→ TO BE DONE
Filter the entries below, keeping only lines with the word "Park".

___

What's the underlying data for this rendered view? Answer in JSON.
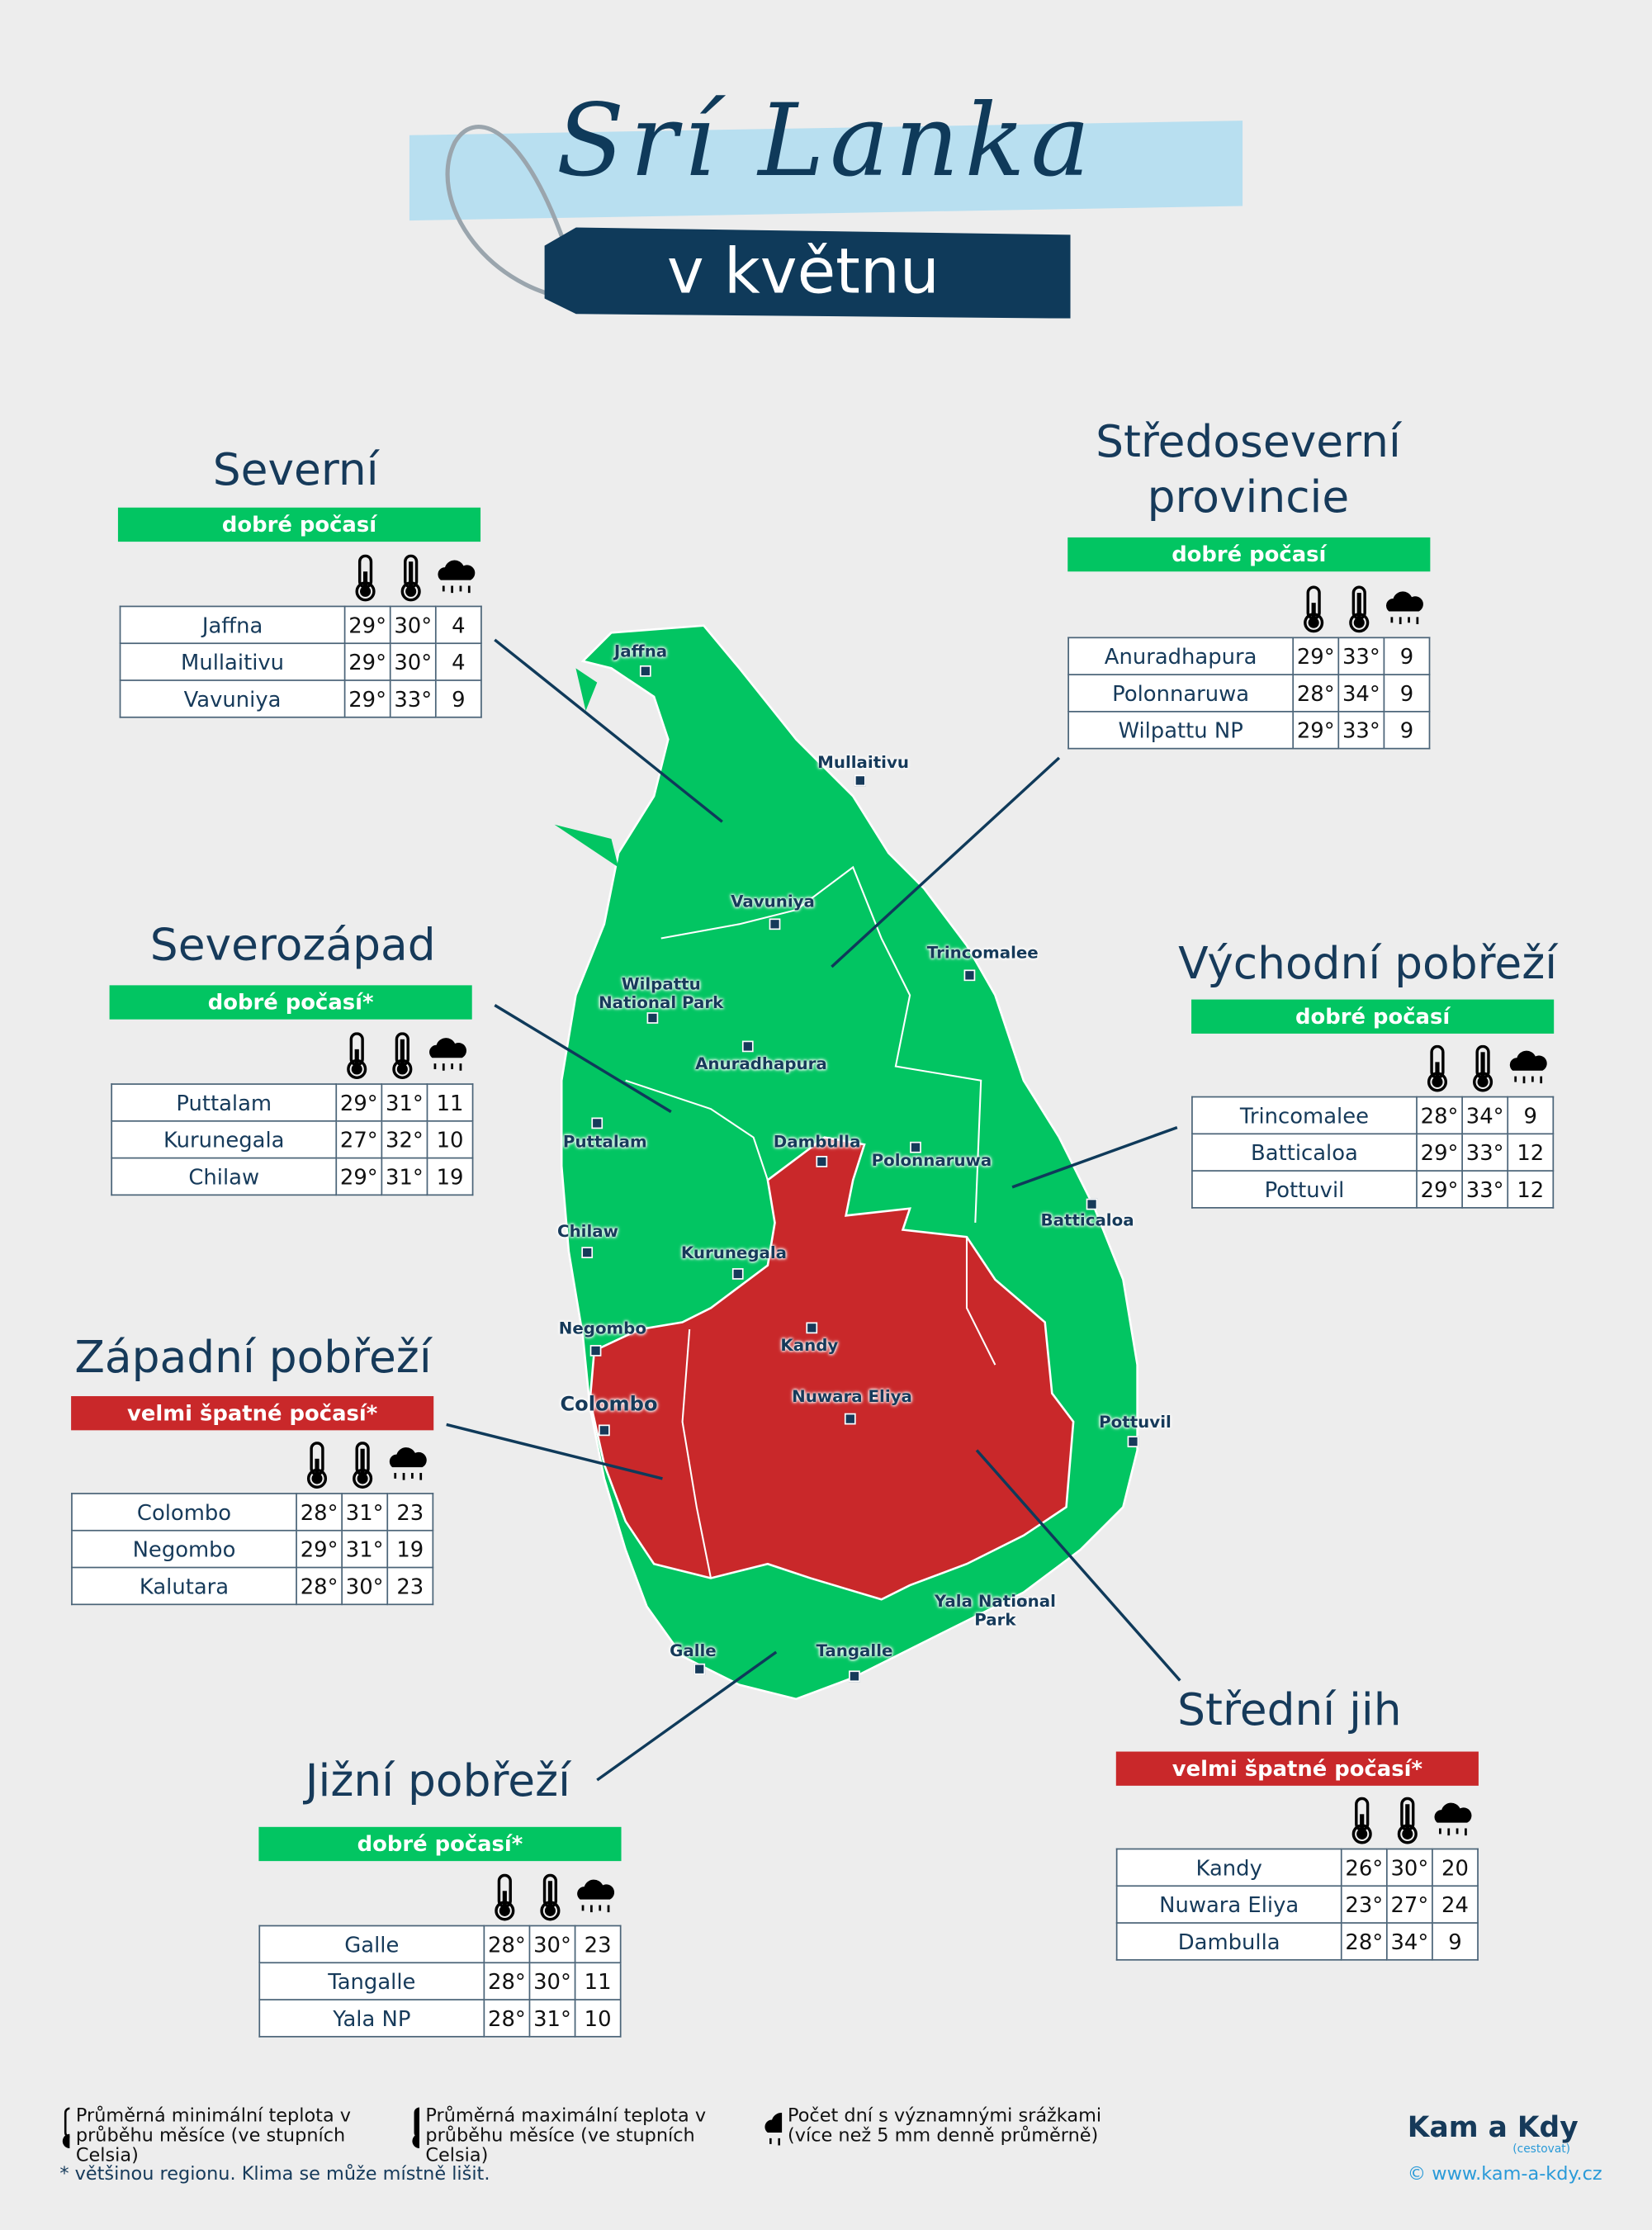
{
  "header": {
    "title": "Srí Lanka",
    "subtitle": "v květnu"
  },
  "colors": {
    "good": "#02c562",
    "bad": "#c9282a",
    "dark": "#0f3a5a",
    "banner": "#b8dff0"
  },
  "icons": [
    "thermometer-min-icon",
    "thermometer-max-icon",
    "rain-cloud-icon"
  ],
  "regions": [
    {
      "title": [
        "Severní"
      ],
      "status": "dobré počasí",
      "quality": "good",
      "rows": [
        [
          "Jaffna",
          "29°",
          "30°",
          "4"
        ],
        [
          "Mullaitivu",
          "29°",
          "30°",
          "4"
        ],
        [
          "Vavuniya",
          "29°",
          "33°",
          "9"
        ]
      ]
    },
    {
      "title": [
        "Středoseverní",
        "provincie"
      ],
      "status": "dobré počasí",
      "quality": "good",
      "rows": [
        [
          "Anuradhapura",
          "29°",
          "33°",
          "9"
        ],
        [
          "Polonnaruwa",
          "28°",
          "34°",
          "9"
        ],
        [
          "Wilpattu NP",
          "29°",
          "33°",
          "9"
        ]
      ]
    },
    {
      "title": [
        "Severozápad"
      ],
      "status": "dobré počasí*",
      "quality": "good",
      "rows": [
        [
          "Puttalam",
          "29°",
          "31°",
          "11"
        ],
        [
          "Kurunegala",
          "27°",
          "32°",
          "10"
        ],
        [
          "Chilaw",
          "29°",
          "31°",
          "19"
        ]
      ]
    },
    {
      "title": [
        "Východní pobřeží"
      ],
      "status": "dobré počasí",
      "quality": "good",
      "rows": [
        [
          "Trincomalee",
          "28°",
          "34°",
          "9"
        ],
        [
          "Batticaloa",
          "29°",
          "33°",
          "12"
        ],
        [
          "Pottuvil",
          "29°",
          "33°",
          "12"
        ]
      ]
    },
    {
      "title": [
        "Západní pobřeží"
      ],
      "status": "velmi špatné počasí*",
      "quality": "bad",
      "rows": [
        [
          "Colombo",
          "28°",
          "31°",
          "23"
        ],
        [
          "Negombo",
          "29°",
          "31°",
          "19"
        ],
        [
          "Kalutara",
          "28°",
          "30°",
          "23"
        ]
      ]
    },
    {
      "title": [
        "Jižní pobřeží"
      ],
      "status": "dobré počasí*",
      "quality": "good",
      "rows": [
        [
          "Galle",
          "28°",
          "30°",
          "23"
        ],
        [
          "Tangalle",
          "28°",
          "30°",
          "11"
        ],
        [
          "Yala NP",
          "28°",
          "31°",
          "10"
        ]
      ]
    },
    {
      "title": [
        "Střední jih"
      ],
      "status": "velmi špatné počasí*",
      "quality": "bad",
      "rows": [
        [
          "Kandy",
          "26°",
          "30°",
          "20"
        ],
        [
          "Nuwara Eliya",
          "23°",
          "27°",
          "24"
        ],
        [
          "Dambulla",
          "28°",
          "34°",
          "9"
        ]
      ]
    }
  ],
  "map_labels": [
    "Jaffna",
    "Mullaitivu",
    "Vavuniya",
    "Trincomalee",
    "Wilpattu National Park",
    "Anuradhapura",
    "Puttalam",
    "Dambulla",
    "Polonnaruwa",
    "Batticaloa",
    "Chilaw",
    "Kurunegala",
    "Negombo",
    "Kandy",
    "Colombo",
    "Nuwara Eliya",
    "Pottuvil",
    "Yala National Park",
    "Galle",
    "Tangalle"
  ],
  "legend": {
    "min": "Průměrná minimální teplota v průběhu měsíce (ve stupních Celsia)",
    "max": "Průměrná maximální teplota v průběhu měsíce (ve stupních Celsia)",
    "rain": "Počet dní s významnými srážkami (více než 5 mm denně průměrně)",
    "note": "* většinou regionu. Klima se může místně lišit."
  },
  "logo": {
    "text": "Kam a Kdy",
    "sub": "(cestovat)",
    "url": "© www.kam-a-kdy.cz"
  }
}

___

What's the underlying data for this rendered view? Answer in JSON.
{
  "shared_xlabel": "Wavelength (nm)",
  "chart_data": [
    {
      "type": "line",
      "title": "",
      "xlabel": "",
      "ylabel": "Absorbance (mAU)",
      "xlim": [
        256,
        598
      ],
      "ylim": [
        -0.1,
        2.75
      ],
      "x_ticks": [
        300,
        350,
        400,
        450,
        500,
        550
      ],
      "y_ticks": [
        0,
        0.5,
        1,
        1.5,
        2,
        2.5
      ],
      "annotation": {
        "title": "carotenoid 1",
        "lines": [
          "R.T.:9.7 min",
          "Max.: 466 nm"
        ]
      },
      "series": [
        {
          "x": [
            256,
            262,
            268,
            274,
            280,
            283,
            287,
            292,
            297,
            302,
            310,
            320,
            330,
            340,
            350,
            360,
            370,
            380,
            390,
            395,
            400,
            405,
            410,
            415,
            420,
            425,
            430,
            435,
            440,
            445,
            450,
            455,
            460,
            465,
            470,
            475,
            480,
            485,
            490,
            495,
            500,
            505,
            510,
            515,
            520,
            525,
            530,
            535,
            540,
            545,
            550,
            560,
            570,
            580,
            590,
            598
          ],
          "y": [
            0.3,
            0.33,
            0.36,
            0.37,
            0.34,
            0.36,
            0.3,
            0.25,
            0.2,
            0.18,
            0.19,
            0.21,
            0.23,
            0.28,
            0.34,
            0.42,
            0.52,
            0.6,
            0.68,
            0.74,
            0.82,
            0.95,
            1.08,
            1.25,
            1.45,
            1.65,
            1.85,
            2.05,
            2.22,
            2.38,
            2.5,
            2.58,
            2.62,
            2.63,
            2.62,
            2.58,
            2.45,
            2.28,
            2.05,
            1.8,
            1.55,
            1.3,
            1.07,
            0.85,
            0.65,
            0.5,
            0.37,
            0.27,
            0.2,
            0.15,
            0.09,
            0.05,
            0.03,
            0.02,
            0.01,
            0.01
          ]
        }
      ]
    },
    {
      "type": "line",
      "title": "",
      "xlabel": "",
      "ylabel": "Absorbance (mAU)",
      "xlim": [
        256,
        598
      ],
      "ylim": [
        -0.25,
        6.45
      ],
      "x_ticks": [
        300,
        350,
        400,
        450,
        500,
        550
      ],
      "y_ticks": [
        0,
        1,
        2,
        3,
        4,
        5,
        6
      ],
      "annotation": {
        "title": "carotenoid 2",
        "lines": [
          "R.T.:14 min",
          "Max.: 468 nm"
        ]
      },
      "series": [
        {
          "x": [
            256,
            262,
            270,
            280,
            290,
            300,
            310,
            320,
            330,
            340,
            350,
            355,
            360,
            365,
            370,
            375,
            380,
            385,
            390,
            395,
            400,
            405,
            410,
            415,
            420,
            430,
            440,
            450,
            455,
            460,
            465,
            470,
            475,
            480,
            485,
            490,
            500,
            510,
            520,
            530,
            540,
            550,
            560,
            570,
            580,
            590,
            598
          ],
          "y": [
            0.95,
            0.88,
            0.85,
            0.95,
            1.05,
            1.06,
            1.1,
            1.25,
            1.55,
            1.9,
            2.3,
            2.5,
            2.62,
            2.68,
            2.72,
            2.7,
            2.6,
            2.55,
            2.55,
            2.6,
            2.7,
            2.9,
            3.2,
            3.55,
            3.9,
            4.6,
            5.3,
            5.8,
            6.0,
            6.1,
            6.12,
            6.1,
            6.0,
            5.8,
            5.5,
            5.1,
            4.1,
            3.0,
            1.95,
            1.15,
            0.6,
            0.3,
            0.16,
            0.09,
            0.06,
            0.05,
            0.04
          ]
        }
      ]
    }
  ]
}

___

→ WRITTEN RESPONSE
    "Wilpattu National Park",
    "Yala National Park",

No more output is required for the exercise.